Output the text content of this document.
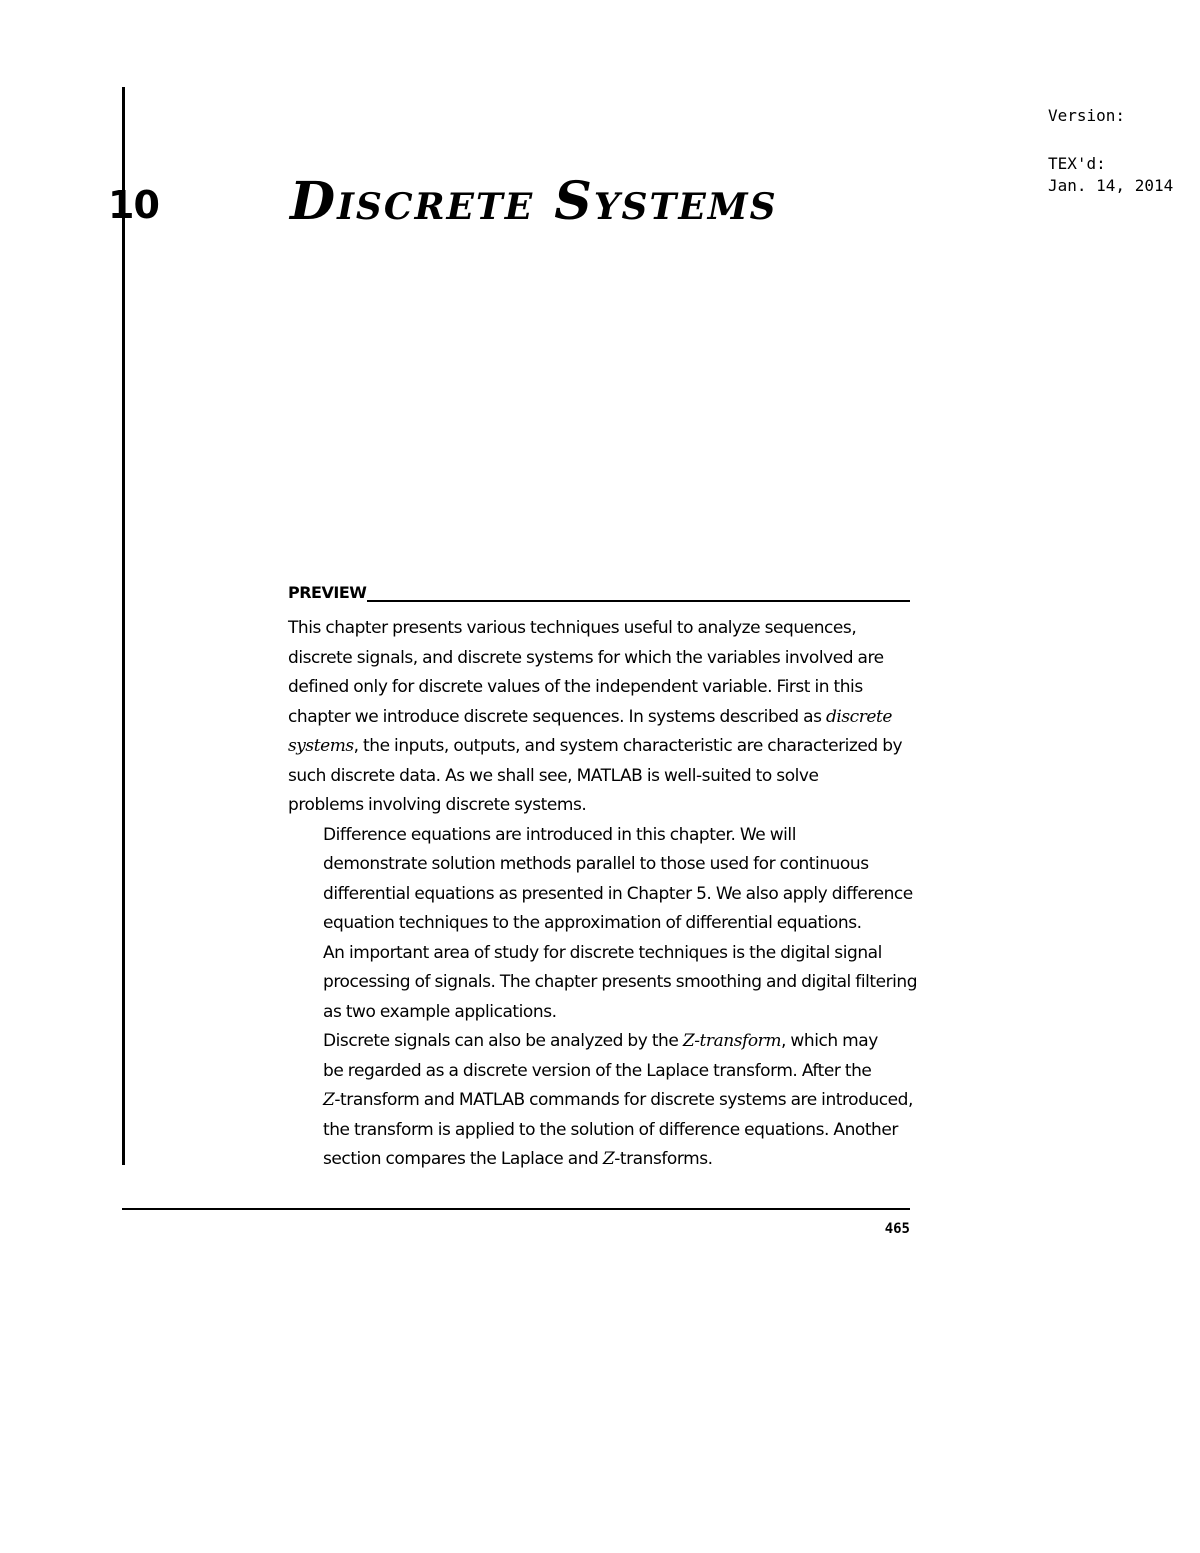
10	Discrete Systems
Version:
TEX'd:
Jan. 14, 2014
PREVIEW

This chapter presents various techniques useful to analyze sequences,
discrete signals, and discrete systems for which the variables involved are
defined only for discrete values of the independent variable. First in this
chapter we introduce discrete sequences. In systems described as discrete
systems, the inputs, outputs, and system characteristic are characterized by
such discrete data. As we shall see, MATLAB is well-suited to solve
problems involving discrete systems.

Difference equations are introduced in this chapter. We will
demonstrate solution methods parallel to those used for continuous
differential equations as presented in Chapter 5. We also apply difference
equation techniques to the approximation of differential equations.

An important area of study for discrete techniques is the digital signal
processing of signals. The chapter presents smoothing and digital filtering
as two example applications.

Discrete signals can also be analyzed by the Z-transform, which may
be regarded as a discrete version of the Laplace transform. After the
Z-transform and MATLAB commands for discrete systems are introduced,
the transform is applied to the solution of difference equations. Another
section compares the Laplace and Z-transforms.

465
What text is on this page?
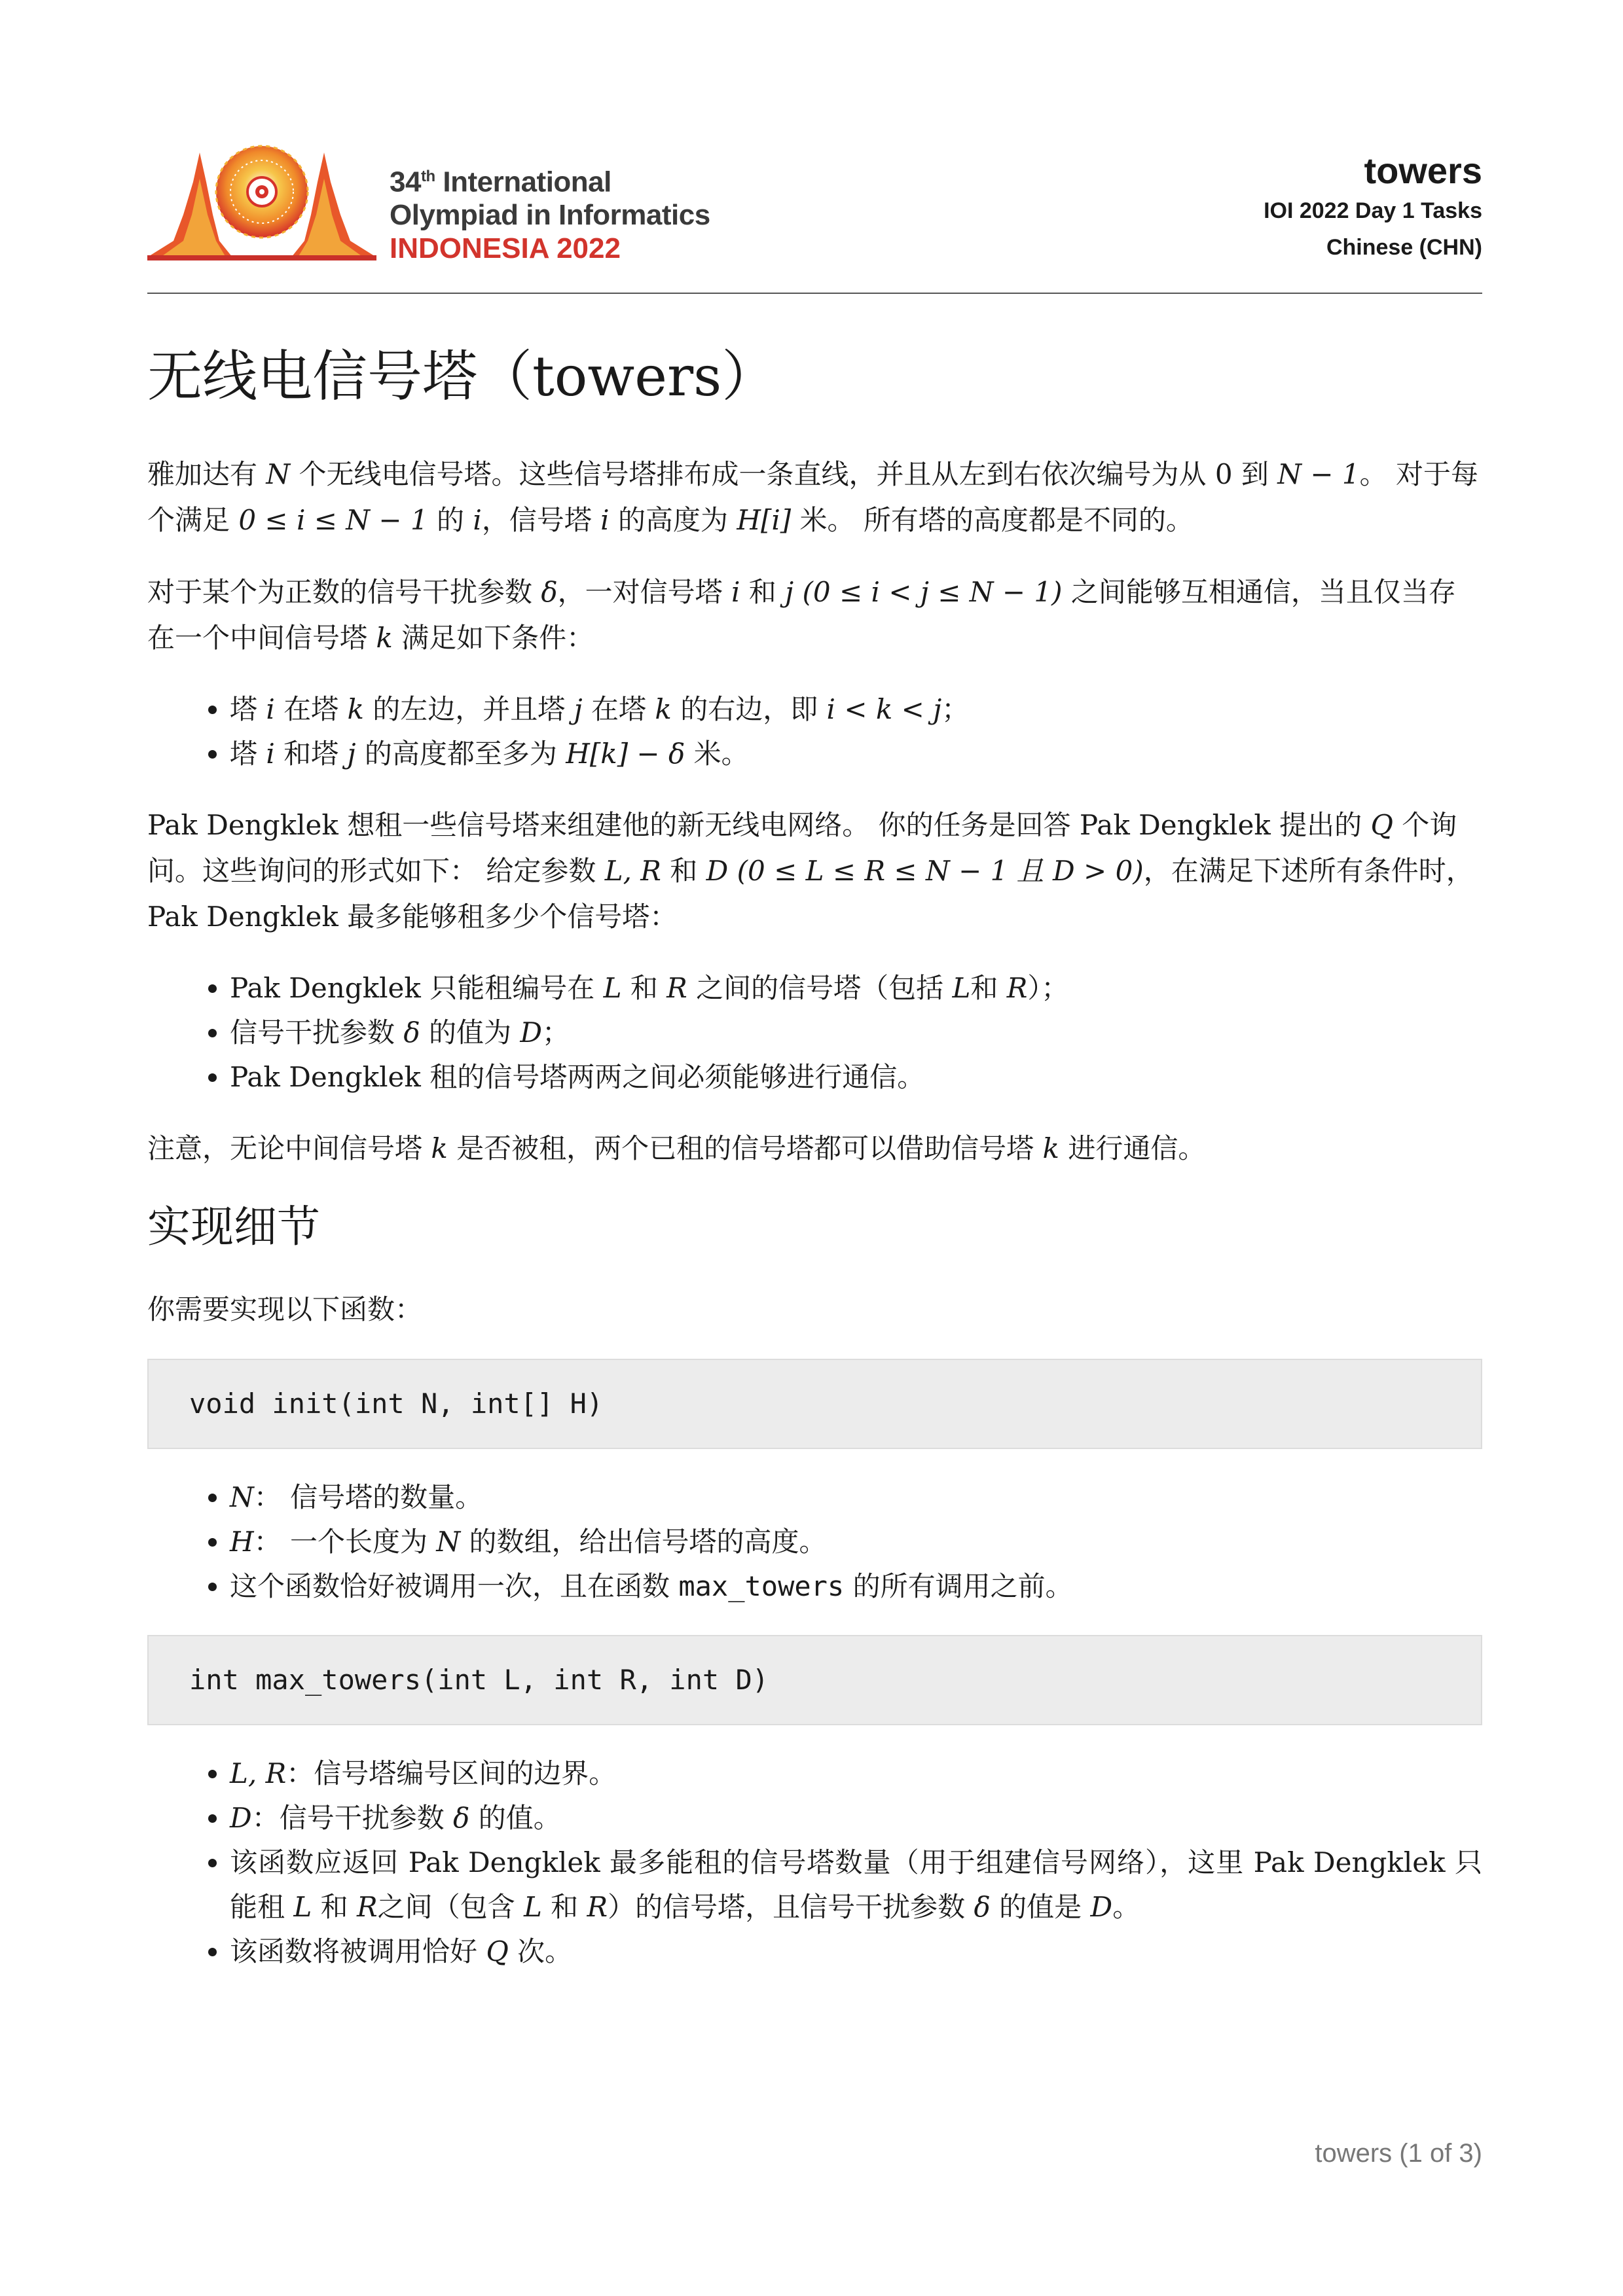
34th International
Olympiad in Informatics
INDONESIA 2022
towers
IOI 2022 Day 1 Tasks
Chinese (CHN)
无线电信号塔（towers）

雅加达有 N 个无线电信号塔。这些信号塔排布成一条直线，并且从左到右依次编号为从 0 到 N − 1。 对于每个满足 0 ≤ i ≤ N − 1 的 i，信号塔 i 的高度为 H[i] 米。 所有塔的高度都是不同的。

对于某个为正数的信号干扰参数 δ，一对信号塔 i 和 j (0 ≤ i < j ≤ N − 1) 之间能够互相通信，当且仅当存在一个中间信号塔 k 满足如下条件：

• 塔 i 在塔 k 的左边，并且塔 j 在塔 k 的右边，即 i < k < j；
• 塔 i 和塔 j 的高度都至多为 H[k] − δ 米。

Pak Dengklek 想租一些信号塔来组建他的新无线电网络。 你的任务是回答 Pak Dengklek 提出的 Q 个询问。这些询问的形式如下： 给定参数 L, R 和 D (0 ≤ L ≤ R ≤ N − 1 且 D > 0)，在满足下述所有条件时，Pak Dengklek 最多能够租多少个信号塔：

• Pak Dengklek 只能租编号在 L 和 R 之间的信号塔（包括 L和 R）；
• 信号干扰参数 δ 的值为 D；
• Pak Dengklek 租的信号塔两两之间必须能够进行通信。

注意，无论中间信号塔 k 是否被租，两个已租的信号塔都可以借助信号塔 k 进行通信。

实现细节

你需要实现以下函数：

void init(int N, int[] H)
• N： 信号塔的数量。
• H： 一个长度为 N 的数组，给出信号塔的高度。
• 这个函数恰好被调用一次，且在函数 max_towers 的所有调用之前。
int max_towers(int L, int R, int D)
• L, R：信号塔编号区间的边界。
• D：信号干扰参数 δ 的值。
• 该函数应返回 Pak Dengklek 最多能租的信号塔数量（用于组建信号网络），这里 Pak Dengklek 只能租 L 和 R之间（包含 L 和 R）的信号塔，且信号干扰参数 δ 的值是 D。
• 该函数将被调用恰好 Q 次。
towers (1 of 3)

To do » Starting at the line that contains "What text is on this page?", please write out every line to the end of the entries, inclusive, copied exactly and with pictures omitted.

Solution to this task »
What text is on this page?
34th International
Olympiad in Informatics
INDONESIA 2022
towers
IOI 2022 Day 1 Tasks
Chinese (CHN)
无线电信号塔（towers）

雅加达有 N 个无线电信号塔。这些信号塔排布成一条直线，并且从左到右依次编号为从 0 到 N − 1。 对于每个满足 0 ≤ i ≤ N − 1 的 i，信号塔 i 的高度为 H[i] 米。 所有塔的高度都是不同的。

对于某个为正数的信号干扰参数 δ，一对信号塔 i 和 j (0 ≤ i < j ≤ N − 1) 之间能够互相通信，当且仅当存在一个中间信号塔 k 满足如下条件：

• 塔 i 在塔 k 的左边，并且塔 j 在塔 k 的右边，即 i < k < j；
• 塔 i 和塔 j 的高度都至多为 H[k] − δ 米。

Pak Dengklek 想租一些信号塔来组建他的新无线电网络。 你的任务是回答 Pak Dengklek 提出的 Q 个询问。这些询问的形式如下： 给定参数 L, R 和 D (0 ≤ L ≤ R ≤ N − 1 且 D > 0)，在满足下述所有条件时，Pak Dengklek 最多能够租多少个信号塔：

• Pak Dengklek 只能租编号在 L 和 R 之间的信号塔（包括 L和 R）；
• 信号干扰参数 δ 的值为 D；
• Pak Dengklek 租的信号塔两两之间必须能够进行通信。

注意，无论中间信号塔 k 是否被租，两个已租的信号塔都可以借助信号塔 k 进行通信。

实现细节

你需要实现以下函数：

void init(int N, int[] H)
• N： 信号塔的数量。
• H： 一个长度为 N 的数组，给出信号塔的高度。
• 这个函数恰好被调用一次，且在函数 max_towers 的所有调用之前。
int max_towers(int L, int R, int D)
• L, R：信号塔编号区间的边界。
• D：信号干扰参数 δ 的值。
• 该函数应返回 Pak Dengklek 最多能租的信号塔数量（用于组建信号网络），这里 Pak Dengklek 只能租 L 和 R之间（包含 L 和 R）的信号塔，且信号干扰参数 δ 的值是 D。
• 该函数将被调用恰好 Q 次。
towers (1 of 3)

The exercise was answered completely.